### Exercise details
Copy the lines holding the word "screenshot", all of them.

## begin

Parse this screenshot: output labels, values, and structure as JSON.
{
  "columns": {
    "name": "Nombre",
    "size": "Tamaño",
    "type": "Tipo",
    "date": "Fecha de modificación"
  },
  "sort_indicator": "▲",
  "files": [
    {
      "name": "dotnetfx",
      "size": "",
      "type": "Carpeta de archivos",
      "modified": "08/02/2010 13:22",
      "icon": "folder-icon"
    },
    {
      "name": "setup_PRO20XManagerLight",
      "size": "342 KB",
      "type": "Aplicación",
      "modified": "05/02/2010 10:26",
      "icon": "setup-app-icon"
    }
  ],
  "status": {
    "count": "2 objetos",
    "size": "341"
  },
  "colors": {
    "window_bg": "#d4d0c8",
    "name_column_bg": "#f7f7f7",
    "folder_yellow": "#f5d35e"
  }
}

## end
## begin

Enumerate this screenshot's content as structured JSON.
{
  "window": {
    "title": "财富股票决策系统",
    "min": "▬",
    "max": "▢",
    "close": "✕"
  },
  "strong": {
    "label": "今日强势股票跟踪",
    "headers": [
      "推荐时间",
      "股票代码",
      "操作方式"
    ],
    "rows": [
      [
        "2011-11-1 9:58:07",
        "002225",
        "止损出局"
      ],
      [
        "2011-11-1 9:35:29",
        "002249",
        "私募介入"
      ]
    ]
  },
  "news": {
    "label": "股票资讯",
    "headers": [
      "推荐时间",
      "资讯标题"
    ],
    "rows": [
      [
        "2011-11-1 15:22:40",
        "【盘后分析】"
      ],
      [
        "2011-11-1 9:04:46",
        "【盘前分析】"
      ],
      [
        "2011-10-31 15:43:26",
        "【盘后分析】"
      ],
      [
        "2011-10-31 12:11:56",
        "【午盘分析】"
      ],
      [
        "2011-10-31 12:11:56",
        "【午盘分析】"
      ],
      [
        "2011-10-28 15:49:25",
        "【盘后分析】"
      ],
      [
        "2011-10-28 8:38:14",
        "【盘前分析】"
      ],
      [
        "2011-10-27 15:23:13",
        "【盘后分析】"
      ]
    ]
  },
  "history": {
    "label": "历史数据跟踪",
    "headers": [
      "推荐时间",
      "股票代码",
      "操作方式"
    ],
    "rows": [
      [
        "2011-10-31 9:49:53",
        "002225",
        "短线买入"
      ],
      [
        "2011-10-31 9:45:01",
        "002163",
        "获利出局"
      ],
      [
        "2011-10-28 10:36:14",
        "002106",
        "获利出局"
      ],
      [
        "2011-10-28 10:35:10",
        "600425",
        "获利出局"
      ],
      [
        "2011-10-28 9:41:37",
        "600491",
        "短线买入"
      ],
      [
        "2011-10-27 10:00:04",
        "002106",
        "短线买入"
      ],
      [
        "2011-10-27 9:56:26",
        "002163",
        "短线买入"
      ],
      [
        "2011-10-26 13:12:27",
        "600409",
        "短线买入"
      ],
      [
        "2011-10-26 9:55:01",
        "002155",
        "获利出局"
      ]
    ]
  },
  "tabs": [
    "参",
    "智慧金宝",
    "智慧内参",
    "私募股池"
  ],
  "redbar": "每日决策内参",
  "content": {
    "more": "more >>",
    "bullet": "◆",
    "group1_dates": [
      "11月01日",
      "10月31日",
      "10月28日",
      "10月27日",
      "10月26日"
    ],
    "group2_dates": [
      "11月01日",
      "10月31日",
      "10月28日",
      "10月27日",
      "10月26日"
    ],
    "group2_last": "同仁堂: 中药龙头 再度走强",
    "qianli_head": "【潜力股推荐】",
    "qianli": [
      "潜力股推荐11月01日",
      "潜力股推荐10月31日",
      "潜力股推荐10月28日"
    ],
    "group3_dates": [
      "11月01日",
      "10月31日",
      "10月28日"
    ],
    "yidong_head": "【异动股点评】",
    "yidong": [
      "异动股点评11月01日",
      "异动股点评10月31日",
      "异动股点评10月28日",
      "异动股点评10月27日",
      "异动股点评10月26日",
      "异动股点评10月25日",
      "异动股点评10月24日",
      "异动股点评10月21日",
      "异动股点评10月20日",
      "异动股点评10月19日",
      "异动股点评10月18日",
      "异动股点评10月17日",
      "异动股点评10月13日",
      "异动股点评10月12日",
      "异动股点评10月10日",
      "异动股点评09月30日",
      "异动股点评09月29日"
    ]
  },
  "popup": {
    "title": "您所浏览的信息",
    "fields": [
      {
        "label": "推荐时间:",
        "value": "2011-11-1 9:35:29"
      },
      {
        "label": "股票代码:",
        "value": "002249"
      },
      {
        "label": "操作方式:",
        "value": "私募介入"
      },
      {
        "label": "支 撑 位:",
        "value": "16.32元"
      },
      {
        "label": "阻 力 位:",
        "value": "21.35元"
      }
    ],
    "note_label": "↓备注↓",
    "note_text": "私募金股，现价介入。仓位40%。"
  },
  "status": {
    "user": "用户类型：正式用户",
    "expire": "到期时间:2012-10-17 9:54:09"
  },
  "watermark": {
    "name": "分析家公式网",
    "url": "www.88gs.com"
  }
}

## end

### Completed task
Parse this screenshot: output labels, values, and structure as JSON.
Enumerate this screenshot's content as structured JSON.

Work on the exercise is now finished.